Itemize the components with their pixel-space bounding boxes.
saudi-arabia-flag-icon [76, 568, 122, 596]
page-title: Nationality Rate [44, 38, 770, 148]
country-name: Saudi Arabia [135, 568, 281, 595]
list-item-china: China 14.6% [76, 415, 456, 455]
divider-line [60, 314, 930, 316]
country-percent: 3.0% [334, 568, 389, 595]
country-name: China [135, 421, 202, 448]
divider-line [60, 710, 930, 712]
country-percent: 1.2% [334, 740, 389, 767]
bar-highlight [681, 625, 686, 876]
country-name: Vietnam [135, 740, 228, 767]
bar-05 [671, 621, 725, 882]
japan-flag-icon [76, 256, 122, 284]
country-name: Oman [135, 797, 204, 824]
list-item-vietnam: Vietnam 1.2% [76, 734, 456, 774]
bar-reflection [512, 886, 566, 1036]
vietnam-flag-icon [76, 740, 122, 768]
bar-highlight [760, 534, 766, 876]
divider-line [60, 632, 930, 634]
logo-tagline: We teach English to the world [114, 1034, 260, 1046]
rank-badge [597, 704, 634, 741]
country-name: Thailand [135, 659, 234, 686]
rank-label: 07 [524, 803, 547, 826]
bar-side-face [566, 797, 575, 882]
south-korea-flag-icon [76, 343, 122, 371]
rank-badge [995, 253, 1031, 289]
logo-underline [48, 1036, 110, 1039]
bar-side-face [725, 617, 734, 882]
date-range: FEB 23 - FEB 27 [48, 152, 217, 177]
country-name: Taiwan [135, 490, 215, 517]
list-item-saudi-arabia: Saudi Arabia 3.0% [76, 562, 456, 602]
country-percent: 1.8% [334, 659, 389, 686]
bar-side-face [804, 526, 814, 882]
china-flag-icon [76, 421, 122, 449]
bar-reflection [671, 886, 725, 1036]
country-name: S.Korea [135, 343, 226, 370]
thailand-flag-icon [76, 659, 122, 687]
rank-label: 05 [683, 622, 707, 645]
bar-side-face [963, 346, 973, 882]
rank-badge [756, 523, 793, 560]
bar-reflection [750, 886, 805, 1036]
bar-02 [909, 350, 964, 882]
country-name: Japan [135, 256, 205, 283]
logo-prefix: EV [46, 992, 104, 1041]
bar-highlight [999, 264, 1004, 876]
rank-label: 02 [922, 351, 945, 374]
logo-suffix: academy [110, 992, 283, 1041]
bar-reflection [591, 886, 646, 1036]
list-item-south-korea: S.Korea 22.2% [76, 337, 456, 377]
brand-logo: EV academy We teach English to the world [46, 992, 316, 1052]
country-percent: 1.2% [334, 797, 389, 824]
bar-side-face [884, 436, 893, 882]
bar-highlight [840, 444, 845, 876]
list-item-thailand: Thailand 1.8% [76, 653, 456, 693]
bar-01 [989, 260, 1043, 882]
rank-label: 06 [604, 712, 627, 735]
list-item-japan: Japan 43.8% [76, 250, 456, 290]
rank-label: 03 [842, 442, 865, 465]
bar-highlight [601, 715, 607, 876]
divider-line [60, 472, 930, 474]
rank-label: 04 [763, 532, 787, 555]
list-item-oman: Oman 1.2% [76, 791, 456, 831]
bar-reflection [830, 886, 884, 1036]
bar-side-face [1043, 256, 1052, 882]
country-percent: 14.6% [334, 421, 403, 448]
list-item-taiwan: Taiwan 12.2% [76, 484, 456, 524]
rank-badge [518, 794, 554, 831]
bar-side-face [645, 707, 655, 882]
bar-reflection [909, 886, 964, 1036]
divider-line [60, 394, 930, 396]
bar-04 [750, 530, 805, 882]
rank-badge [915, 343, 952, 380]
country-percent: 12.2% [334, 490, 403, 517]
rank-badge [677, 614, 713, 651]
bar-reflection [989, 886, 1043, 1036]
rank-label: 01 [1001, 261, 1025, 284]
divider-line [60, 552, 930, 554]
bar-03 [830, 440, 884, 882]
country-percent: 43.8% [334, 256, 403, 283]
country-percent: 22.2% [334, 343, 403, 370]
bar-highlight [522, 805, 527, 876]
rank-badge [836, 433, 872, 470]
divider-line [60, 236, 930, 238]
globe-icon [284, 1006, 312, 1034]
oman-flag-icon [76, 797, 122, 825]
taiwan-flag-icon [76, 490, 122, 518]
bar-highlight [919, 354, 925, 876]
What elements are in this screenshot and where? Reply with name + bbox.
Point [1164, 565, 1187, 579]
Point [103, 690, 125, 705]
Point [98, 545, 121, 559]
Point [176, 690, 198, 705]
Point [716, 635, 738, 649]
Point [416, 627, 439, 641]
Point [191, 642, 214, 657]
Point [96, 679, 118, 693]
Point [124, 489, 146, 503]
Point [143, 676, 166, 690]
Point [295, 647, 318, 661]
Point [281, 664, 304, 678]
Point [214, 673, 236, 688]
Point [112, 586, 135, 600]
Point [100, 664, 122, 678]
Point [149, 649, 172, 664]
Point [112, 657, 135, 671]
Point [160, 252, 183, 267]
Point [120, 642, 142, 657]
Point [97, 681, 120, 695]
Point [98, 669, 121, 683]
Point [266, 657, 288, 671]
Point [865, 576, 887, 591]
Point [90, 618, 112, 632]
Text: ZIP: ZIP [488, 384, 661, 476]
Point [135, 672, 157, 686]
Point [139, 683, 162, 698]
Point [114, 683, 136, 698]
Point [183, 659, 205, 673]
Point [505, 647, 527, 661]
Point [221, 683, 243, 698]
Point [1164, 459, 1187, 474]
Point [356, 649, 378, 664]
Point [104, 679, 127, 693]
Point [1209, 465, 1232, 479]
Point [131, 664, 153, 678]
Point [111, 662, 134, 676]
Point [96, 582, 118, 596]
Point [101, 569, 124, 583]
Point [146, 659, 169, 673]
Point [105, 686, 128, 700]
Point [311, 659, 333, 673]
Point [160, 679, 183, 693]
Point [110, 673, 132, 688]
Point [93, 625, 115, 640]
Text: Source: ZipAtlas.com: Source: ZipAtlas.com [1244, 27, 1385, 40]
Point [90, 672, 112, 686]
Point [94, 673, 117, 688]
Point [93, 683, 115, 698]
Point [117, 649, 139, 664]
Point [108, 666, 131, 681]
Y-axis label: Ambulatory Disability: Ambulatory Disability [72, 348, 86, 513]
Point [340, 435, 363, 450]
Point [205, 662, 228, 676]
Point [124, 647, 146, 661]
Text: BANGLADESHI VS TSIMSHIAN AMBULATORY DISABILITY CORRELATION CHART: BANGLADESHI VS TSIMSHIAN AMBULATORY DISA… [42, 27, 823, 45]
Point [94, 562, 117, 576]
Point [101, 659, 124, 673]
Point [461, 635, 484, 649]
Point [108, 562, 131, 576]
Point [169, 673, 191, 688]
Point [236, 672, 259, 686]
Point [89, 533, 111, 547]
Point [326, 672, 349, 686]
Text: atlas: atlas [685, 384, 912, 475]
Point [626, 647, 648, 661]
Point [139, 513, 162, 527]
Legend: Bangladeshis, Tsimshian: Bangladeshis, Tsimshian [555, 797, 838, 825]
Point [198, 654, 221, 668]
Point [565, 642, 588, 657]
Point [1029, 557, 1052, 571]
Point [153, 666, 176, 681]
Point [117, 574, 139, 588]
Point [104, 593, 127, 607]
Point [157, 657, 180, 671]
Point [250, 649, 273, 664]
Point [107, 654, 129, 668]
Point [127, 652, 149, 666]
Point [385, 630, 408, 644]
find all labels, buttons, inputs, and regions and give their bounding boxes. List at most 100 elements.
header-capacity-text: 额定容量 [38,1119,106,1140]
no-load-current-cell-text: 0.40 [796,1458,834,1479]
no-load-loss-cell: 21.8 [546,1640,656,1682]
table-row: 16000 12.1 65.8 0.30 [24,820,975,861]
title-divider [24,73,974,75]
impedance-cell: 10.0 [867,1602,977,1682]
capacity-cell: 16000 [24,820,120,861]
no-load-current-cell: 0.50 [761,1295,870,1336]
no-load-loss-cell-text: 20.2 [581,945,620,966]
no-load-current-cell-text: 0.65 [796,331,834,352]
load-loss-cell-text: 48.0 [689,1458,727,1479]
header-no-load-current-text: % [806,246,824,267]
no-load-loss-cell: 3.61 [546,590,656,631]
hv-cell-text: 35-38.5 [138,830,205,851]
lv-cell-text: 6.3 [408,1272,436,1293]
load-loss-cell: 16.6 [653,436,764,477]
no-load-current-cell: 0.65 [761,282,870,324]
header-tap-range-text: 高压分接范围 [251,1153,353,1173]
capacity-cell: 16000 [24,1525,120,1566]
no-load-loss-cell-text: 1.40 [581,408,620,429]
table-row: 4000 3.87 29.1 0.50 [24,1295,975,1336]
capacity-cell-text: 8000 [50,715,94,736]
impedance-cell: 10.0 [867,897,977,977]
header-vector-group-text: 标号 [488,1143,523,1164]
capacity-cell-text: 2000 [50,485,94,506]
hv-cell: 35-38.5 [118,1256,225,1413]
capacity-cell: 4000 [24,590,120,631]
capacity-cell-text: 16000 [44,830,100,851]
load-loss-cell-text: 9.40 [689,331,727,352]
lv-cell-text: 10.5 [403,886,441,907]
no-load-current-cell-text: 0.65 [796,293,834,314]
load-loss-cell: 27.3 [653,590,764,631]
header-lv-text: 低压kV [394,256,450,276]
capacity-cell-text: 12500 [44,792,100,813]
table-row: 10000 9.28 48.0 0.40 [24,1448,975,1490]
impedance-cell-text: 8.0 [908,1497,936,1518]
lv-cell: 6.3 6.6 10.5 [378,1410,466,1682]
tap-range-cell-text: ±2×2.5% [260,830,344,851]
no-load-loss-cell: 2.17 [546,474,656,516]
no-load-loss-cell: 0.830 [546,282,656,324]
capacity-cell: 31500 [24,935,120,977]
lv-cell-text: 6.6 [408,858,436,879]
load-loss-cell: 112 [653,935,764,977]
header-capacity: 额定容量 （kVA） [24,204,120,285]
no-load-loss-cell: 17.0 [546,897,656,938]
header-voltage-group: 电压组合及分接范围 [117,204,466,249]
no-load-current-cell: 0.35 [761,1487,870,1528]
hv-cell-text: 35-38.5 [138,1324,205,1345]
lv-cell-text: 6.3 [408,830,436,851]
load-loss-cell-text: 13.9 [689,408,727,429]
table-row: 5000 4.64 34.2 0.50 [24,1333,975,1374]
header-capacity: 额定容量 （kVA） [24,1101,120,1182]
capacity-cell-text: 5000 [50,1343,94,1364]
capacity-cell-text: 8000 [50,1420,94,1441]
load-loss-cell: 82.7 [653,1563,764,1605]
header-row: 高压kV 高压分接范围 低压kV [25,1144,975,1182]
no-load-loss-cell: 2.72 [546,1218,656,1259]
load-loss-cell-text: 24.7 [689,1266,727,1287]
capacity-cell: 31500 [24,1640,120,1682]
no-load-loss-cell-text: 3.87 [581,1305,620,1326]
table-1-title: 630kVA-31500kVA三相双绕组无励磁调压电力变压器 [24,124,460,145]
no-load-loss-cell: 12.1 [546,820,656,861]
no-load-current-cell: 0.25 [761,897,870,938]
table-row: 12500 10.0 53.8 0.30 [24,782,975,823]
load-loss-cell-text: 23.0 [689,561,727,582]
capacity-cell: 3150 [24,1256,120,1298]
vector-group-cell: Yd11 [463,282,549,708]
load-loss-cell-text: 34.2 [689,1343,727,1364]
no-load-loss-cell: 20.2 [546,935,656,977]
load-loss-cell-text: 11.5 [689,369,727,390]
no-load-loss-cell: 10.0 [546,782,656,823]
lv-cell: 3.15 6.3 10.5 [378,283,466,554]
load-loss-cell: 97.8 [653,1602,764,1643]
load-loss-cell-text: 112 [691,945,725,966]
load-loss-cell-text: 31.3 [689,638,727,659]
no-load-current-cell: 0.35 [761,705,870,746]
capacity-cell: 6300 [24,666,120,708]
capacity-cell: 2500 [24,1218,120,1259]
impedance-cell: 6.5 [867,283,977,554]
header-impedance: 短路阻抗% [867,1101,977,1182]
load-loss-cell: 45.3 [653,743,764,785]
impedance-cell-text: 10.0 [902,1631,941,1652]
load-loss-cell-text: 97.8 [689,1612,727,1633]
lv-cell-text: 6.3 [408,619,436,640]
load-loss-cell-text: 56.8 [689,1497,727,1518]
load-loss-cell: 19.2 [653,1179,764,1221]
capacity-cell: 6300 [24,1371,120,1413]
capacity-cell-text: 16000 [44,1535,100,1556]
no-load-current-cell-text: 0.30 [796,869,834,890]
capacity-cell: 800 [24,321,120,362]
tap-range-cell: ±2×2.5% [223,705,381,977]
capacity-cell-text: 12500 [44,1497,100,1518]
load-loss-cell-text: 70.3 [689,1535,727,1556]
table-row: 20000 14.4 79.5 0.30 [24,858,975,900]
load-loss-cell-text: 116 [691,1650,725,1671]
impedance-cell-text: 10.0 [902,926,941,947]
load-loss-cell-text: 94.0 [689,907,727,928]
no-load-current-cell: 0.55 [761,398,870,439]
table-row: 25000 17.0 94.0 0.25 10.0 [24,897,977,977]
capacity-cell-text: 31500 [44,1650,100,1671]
________________________________________
— What is being asked —
Reproduce the items word for word, from the first line through the line containing "south-korea-flag-icon [76, 343, 122, 371]", with both ends included.

— Response to the exercise —
Itemize the components with their pixel-space bounding boxes.
saudi-arabia-flag-icon [76, 568, 122, 596]
page-title: Nationality Rate [44, 38, 770, 148]
country-name: Saudi Arabia [135, 568, 281, 595]
list-item-china: China 14.6% [76, 415, 456, 455]
divider-line [60, 314, 930, 316]
country-percent: 3.0% [334, 568, 389, 595]
country-name: China [135, 421, 202, 448]
divider-line [60, 710, 930, 712]
country-percent: 1.2% [334, 740, 389, 767]
bar-highlight [681, 625, 686, 876]
country-name: Vietnam [135, 740, 228, 767]
bar-05 [671, 621, 725, 882]
japan-flag-icon [76, 256, 122, 284]
country-name: Oman [135, 797, 204, 824]
list-item-vietnam: Vietnam 1.2% [76, 734, 456, 774]
bar-reflection [512, 886, 566, 1036]
vietnam-flag-icon [76, 740, 122, 768]
bar-highlight [760, 534, 766, 876]
divider-line [60, 632, 930, 634]
logo-tagline: We teach English to the world [114, 1034, 260, 1046]
rank-badge [597, 704, 634, 741]
country-name: Thailand [135, 659, 234, 686]
rank-label: 07 [524, 803, 547, 826]
bar-side-face [566, 797, 575, 882]
south-korea-flag-icon [76, 343, 122, 371]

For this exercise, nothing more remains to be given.